*Task objective:* Go through the listing and write out all of it exactly.

---------------

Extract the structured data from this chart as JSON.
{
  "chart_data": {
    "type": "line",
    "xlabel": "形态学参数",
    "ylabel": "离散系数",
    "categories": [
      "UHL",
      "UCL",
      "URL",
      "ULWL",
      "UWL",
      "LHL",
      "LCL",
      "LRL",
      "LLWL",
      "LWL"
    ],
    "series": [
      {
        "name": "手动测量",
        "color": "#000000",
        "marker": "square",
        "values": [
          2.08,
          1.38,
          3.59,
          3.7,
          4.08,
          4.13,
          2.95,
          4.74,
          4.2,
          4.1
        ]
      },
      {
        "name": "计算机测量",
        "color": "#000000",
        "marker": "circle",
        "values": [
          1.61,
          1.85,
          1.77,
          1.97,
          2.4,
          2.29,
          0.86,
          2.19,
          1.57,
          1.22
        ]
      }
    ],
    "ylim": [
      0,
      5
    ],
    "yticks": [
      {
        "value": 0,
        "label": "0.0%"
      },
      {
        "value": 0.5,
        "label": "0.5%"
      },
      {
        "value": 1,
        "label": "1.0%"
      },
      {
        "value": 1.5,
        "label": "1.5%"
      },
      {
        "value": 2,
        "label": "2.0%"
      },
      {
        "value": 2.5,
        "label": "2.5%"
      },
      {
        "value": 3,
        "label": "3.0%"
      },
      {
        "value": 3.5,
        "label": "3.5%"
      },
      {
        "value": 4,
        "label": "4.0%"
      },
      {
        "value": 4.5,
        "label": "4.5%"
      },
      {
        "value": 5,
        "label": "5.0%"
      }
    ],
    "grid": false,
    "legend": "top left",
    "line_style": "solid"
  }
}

---------------

*Response to this task:*
Extract the structured data from this chart as JSON.
{
  "chart_data": {
    "type": "line",
    "xlabel": "形态学参数",
    "ylabel": "离散系数",
    "categories": [
      "UHL",
      "UCL",
      "URL",
      "ULWL",
      "UWL",
      "LHL",
      "LCL",
      "LRL",
      "LLWL",
      "LWL"
    ],
    "series": [
      {
        "name": "手动测量",
        "color": "#000000",
        "marker": "square",
        "values": [
          2.08,
          1.38,
          3.59,
          3.7,
          4.08,
          4.13,
          2.95,
          4.74,
          4.2,
          4.1
        ]
      },
      {
        "name": "计算机测量",
        "color": "#000000",
        "marker": "circle",
        "values": [
          1.61,
          1.85,
          1.77,
          1.97,
          2.4,
          2.29,
          0.86,
          2.19,
          1.57,
          1.22
        ]
      }
    ],
    "ylim": [
      0,
      5
    ],
    "yticks": [
      {
        "value": 0,
        "label": "0.0%"
      },
      {
        "value": 0.5,
        "label": "0.5%"
      },
      {
        "value": 1,
        "label": "1.0%"
      },
      {
        "value": 1.5,
        "label": "1.5%"
      },
      {
        "value": 2,
        "label": "2.0%"
      },
      {
        "value": 2.5,
        "label": "2.5%"
      },
      {
        "value": 3,
        "label": "3.0%"
      },
      {
        "value": 3.5,
        "label": "3.5%"
      },
      {
        "value": 4,
        "label": "4.0%"
      },
      {
        "value": 4.5,
        "label": "4.5%"
      },
      {
        "value": 5,
        "label": "5.0%"
      }
    ],
    "grid": false,
    "legend": "top left",
    "line_style": "solid"
  }
}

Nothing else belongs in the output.